WORK INSTRUCTIONS =
Work out how many lines contain "výroba". Reply with the count alone.

(Data entries)
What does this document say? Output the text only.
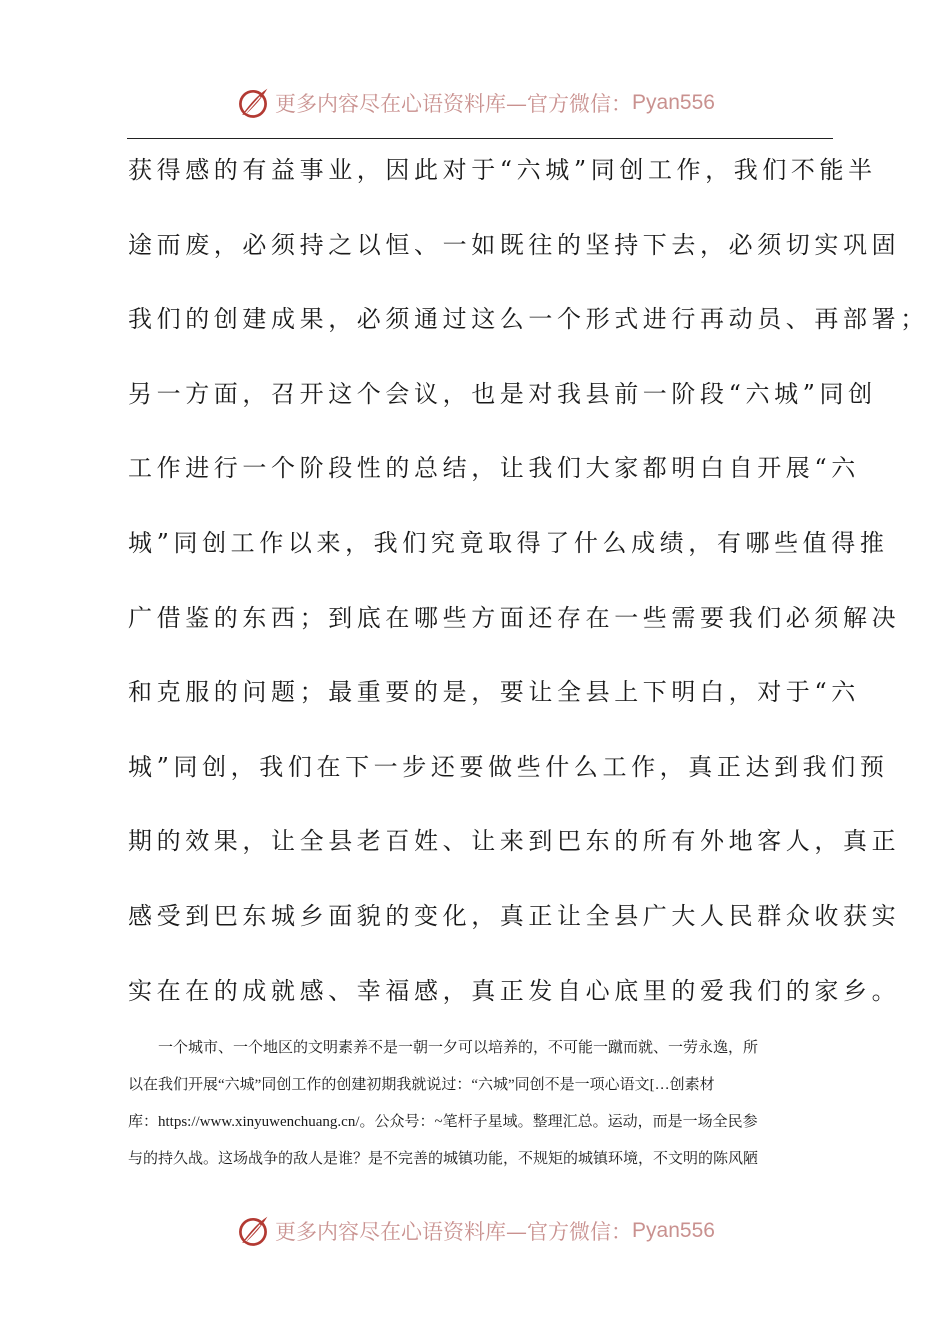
更多内容尽在心语资料库—官方微信： Pyan556
获得感的有益事业，因此对于“六城”同创工作，我们不能半
途而废，必须持之以恒、一如既往的坚持下去，必须切实巩固
我们的创建成果，必须通过这么一个形式进行再动员、再部署；
另一方面，召开这个会议，也是对我县前一阶段“六城”同创
工作进行一个阶段性的总结，让我们大家都明白自开展“六
城”同创工作以来，我们究竟取得了什么成绩，有哪些值得推
广借鉴的东西；到底在哪些方面还存在一些需要我们必须解决
和克服的问题；最重要的是，要让全县上下明白，对于“六
城”同创，我们在下一步还要做些什么工作，真正达到我们预
期的效果，让全县老百姓、让来到巴东的所有外地客人，真正
感受到巴东城乡面貌的变化，真正让全县广大人民群众收获实
实在在的成就感、幸福感，真正发自心底里的爱我们的家乡。
一个城市、一个地区的文明素养不是一朝一夕可以培养的，不可能一蹴而就、一劳永逸，所
以在我们开展“六城”同创工作的创建初期我就说过：“六城”同创不是一项心语文[…创素材
库：https://www.xinyuwenchuang.cn/。公众号：~笔杆子星域。整理汇总。运动，而是一场全民参
与的持久战。这场战争的敌人是谁？是不完善的城镇功能，不规矩的城镇环境，不文明的陈风陋
更多内容尽在心语资料库—官方微信： Pyan556
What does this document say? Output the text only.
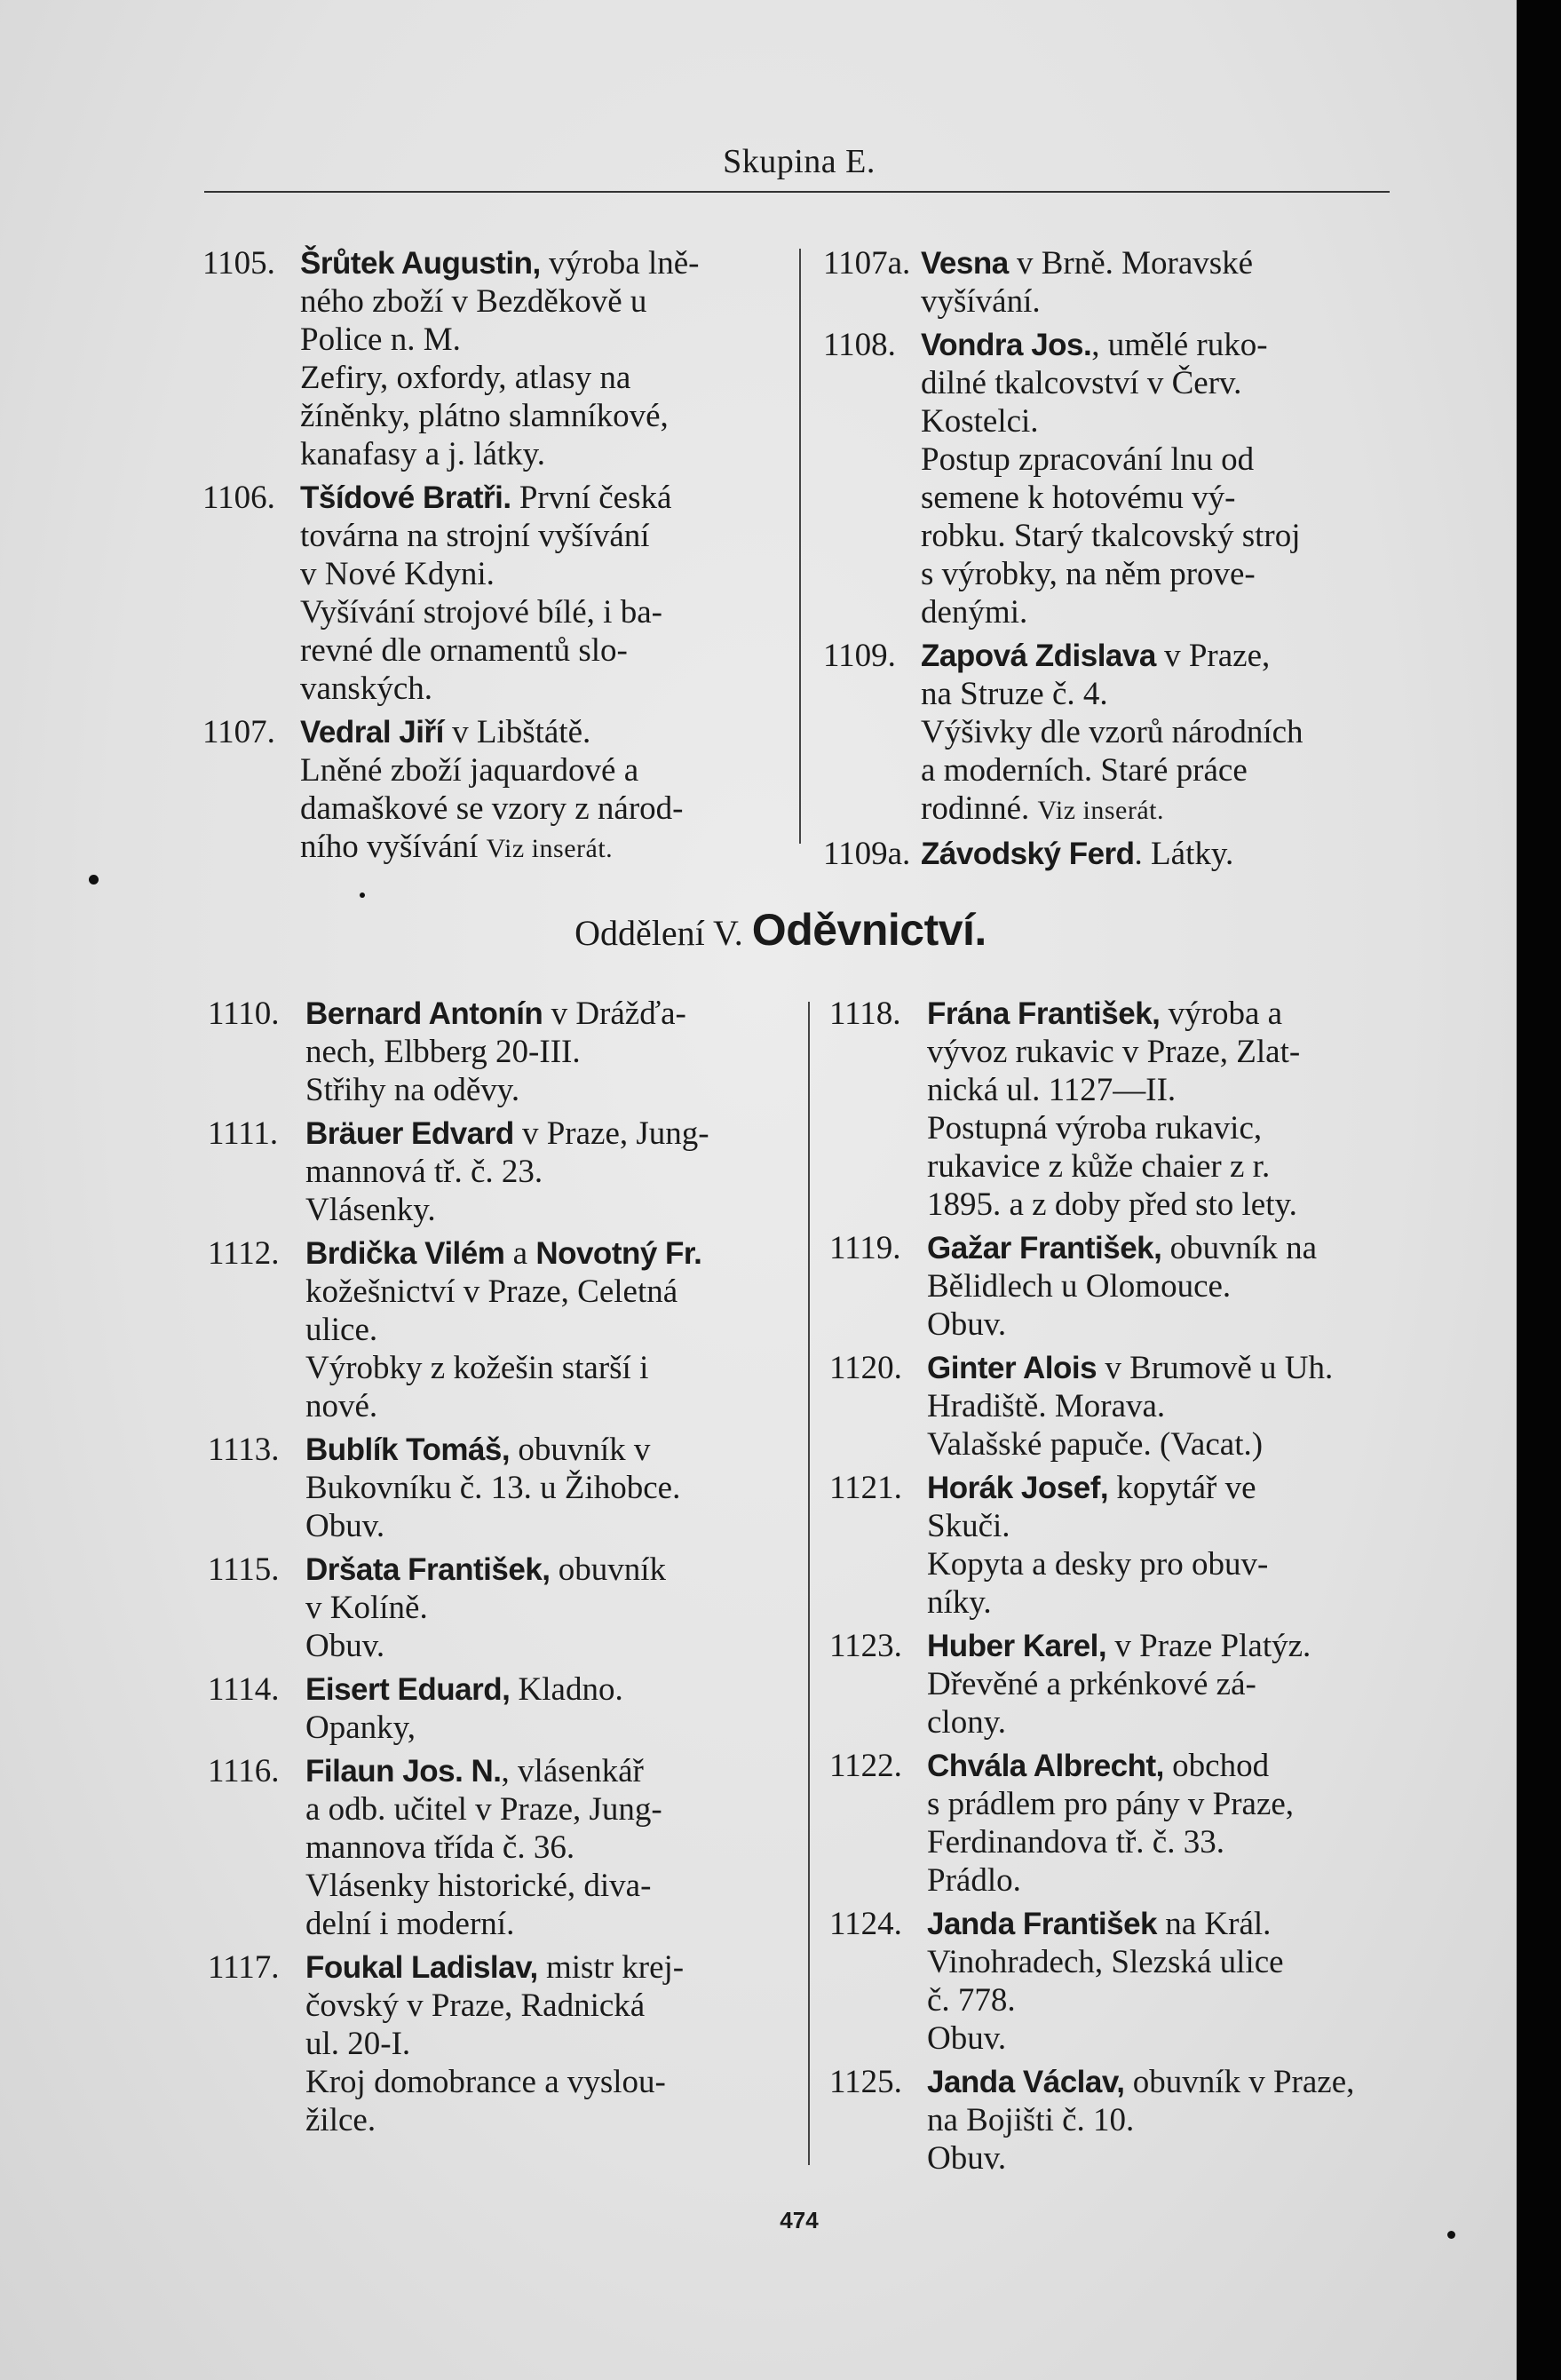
Skupina E.
1105. Šrůtek Augustin, výroba lně-
ného zboží v Bezděkově u
Police n. M.
Zefiry, oxfordy, atlasy na
žíněnky, plátno slamníkové,
kanafasy a j. látky.
1106. Tšídové Bratři. První česká
továrna na strojní vyšívání
v Nové Kdyni.
Vyšívání strojové bílé, i ba-
revné dle ornamentů slo-
vanských.
1107. Vedral Jiří v Libštátě.
Lněné zboží jaquardové a
damaškové se vzory z národ-
ního vyšívání Viz inserát.
1107a. Vesna v Brně. Moravské
vyšívání.
1108. Vondra Jos., umělé ruko-
dilné tkalcovství v Červ.
Kostelci.
Postup zpracování lnu od
semene k hotovému vý-
robku. Starý tkalcovský stroj
s výrobky, na něm prove-
denými.
1109. Zapová Zdislava v Praze,
na Struze č. 4.
Výšivky dle vzorů národních
a moderních. Staré práce
rodinné. Viz inserát.
1109a. Závodský Ferd. Látky.
Oddělení V. Oděvnictví.
1110. Bernard Antonín v Drážďa-
nech, Elbberg 20-III.
Střihy na oděvy.
1111. Bräuer Edvard v Praze, Jung-
mannová tř. č. 23.
Vlásenky.
1112. Brdička Vilém a Novotný Fr.
kožešnictví v Praze, Celetná
ulice.
Výrobky z kožešin starší i
nové.
1113. Bublík Tomáš, obuvník v
Bukovníku č. 13. u Žihobce.
Obuv.
1115. Dršata František, obuvník
v Kolíně.
Obuv.
1114. Eisert Eduard, Kladno.
Opanky,
1116. Filaun Jos. N., vlásenkář
a odb. učitel v Praze, Jung-
mannova třída č. 36.
Vlásenky historické, diva-
delní i moderní.
1117. Foukal Ladislav, mistr krej-
čovský v Praze, Radnická
ul. 20-I.
Kroj domobrance a vyslou-
žilce.
1118. Frána František, výroba a
vývoz rukavic v Praze, Zlat-
nická ul. 1127—II.
Postupná výroba rukavic,
rukavice z kůže chaier z r.
1895. a z doby před sto lety.
1119. Gažar František, obuvník na
Bělidlech u Olomouce.
Obuv.
1120. Ginter Alois v Brumově u Uh.
Hradiště. Morava.
Valašské papuče. (Vacat.)
1121. Horák Josef, kopytář ve
Skuči.
Kopyta a desky pro obuv-
níky.
1123. Huber Karel, v Praze Platýz.
Dřevěné a prkénkové zá-
clony.
1122. Chvála Albrecht, obchod
s prádlem pro pány v Praze,
Ferdinandova tř. č. 33.
Prádlo.
1124. Janda František na Král.
Vinohradech, Slezská ulice
č. 778.
Obuv.
1125. Janda Václav, obuvník v Praze,
na Bojišti č. 10.
Obuv.
474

RESULT OF THE EXERCISE =
3